** START Records to use **

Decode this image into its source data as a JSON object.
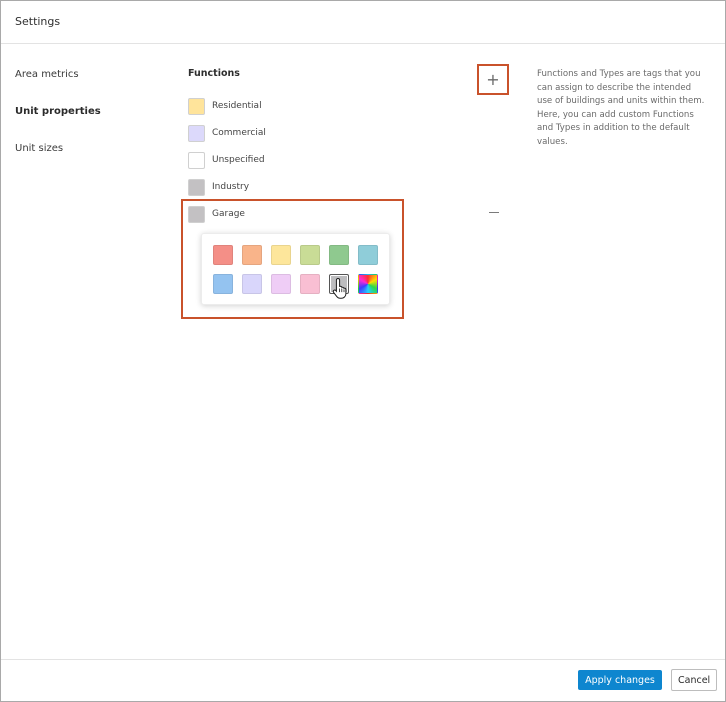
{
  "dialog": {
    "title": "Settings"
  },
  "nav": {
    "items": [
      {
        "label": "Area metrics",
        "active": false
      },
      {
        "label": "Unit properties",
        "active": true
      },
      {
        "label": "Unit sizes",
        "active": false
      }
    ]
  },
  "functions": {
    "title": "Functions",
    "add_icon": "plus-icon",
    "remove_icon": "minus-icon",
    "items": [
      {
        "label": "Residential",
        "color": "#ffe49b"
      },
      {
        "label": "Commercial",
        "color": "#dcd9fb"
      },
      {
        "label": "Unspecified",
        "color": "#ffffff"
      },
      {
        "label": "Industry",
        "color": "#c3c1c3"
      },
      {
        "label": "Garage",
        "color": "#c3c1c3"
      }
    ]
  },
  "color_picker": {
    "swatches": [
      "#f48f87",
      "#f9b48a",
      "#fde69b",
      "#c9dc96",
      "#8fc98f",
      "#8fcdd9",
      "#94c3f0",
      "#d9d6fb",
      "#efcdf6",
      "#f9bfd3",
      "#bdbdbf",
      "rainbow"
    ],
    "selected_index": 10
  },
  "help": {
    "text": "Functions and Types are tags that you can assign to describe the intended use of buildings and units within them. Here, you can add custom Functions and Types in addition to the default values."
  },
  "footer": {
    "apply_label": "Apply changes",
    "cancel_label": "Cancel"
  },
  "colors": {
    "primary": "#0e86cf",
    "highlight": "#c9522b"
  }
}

** END Records to use **

**Aim of the task**
Make an exact copy of the records shown above, without the pictures.

**The solution**
Decode this image into its source data as a JSON object.
{
  "dialog": {
    "title": "Settings"
  },
  "nav": {
    "items": [
      {
        "label": "Area metrics",
        "active": false
      },
      {
        "label": "Unit properties",
        "active": true
      },
      {
        "label": "Unit sizes",
        "active": false
      }
    ]
  },
  "functions": {
    "title": "Functions",
    "add_icon": "plus-icon",
    "remove_icon": "minus-icon",
    "items": [
      {
        "label": "Residential",
        "color": "#ffe49b"
      },
      {
        "label": "Commercial",
        "color": "#dcd9fb"
      },
      {
        "label": "Unspecified",
        "color": "#ffffff"
      },
      {
        "label": "Industry",
        "color": "#c3c1c3"
      },
      {
        "label": "Garage",
        "color": "#c3c1c3"
      }
    ]
  },
  "color_picker": {
    "swatches": [
      "#f48f87",
      "#f9b48a",
      "#fde69b",
      "#c9dc96",
      "#8fc98f",
      "#8fcdd9",
      "#94c3f0",
      "#d9d6fb",
      "#efcdf6",
      "#f9bfd3",
      "#bdbdbf",
      "rainbow"
    ],
    "selected_index": 10
  },
  "help": {
    "text": "Functions and Types are tags that you can assign to describe the intended use of buildings and units within them. Here, you can add custom Functions and Types in addition to the default values."
  },
  "footer": {
    "apply_label": "Apply changes",
    "cancel_label": "Cancel"
  },
  "colors": {
    "primary": "#0e86cf",
    "highlight": "#c9522b"
  }
}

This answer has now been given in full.